**** Page

Berklee: Finances/Scholarships/Jazz Piano

Seeking insight on Berklee, not only for college, but more immediately to help us decide about the Aspire 5-week intensive this summer. He’s applying for scholarships to the summer program, but if he doesn’t get a full scholarship, we’ll need to decide if we should spend the money anyway. He’s already been to UNT, Shenandoah, and Eastman summer intensives.

He is very firm on going to college for music and making music his career. He’s an excellent jazz piano player, but doesn’t want to be stuck in a strict performance lane in college because he’s also interested in composition, production, and scoring. His love for jazz is more about improv and fusion styles than traditional/pure or big band jazz. We would like him to get industry skills in college, as well (music business, marketing, networking). I know that Berklee offers all of this.

He has high academic stats. He will audition well. Sight reading is so-so. Musicality and ear are very good.

Finances are BIG priority for us. We have a list of schools we’re tossing around and while Berklee is on the list, I am feeling pretty skeptical that we can afford if even if he gets a decent scholarship. Cost of living in Boston and not having dorm housing after freshman year is a concern.

He has some friends at Berklee and is certainly intrigued by the idea of the school. We toured, and there were things we liked and things we didn’t like as much.

I’m looking for personal experience regarding:
The scholarship amounts your kids got from Berklee
The amount you spent on off-campus living (housing, food, transportation to campus)
Any information about how their need-based and talent-based aid interact or combine

Is it even possible to spend under 20K all-in?

Also seeking any other insights about the school. Unusually great experiences/opportunities or any disappointments, challenges, not what you thought it would be, etc.

Has the Berklee brand/reputation and networking connections been as useful to your kid as you’d hoped?

Some of our other considerations are:
UNT (affordable with the instate tuition scholarship and amazing jazz reputation)
Loyola New Orleans (affordable with aid possibilities, great jazz town)
U Miami (jazz reputation, don’t know much about financials yet)
SUNY Purchase (affordable, great jazz reputation, close to NYC to gig, but has a strict stay-in-your-lane set-up)
New School (decent scholarship potential but cost of living a concern)
Temple U (likely get good scholarship, can live at home)
U of the Arts (ditto)
Various selective liberal arts colleges with good music programs that meet full financial need that he may have access to because of academic stats.

Thanks!!!

My knowledge of the Berklee College of Music is limited to a daughter who took a summer course there, plus two former guitar teachers who had studied there (I was the student of one, both my daughter and I were students of the other).

********

• _Exercise objective_
Please rewrite the paragraph of the Berklee post beginning "He is very firm on going to college for music" as a short bulleted list that keeps its main facts.

**** Information shown

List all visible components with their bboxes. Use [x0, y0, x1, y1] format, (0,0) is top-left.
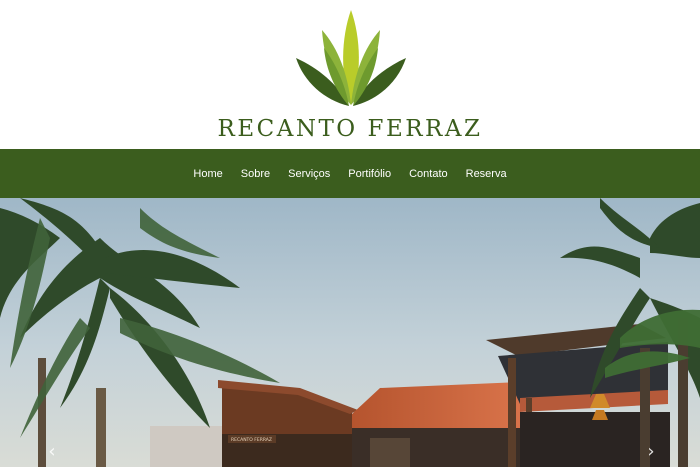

********

• _Response to this task_
- He is set on studying music in college and making music his career.
- He is an excellent jazz pianist but doesn't want a strict performance track, because he is also interested in composition, production, and scoring.
- His love of jazz centers on improv and fusion rather than traditional or big band jazz.
- The family also wants him to gain industry skills in college: music business, marketing, and networking.
- Berklee offers all of this.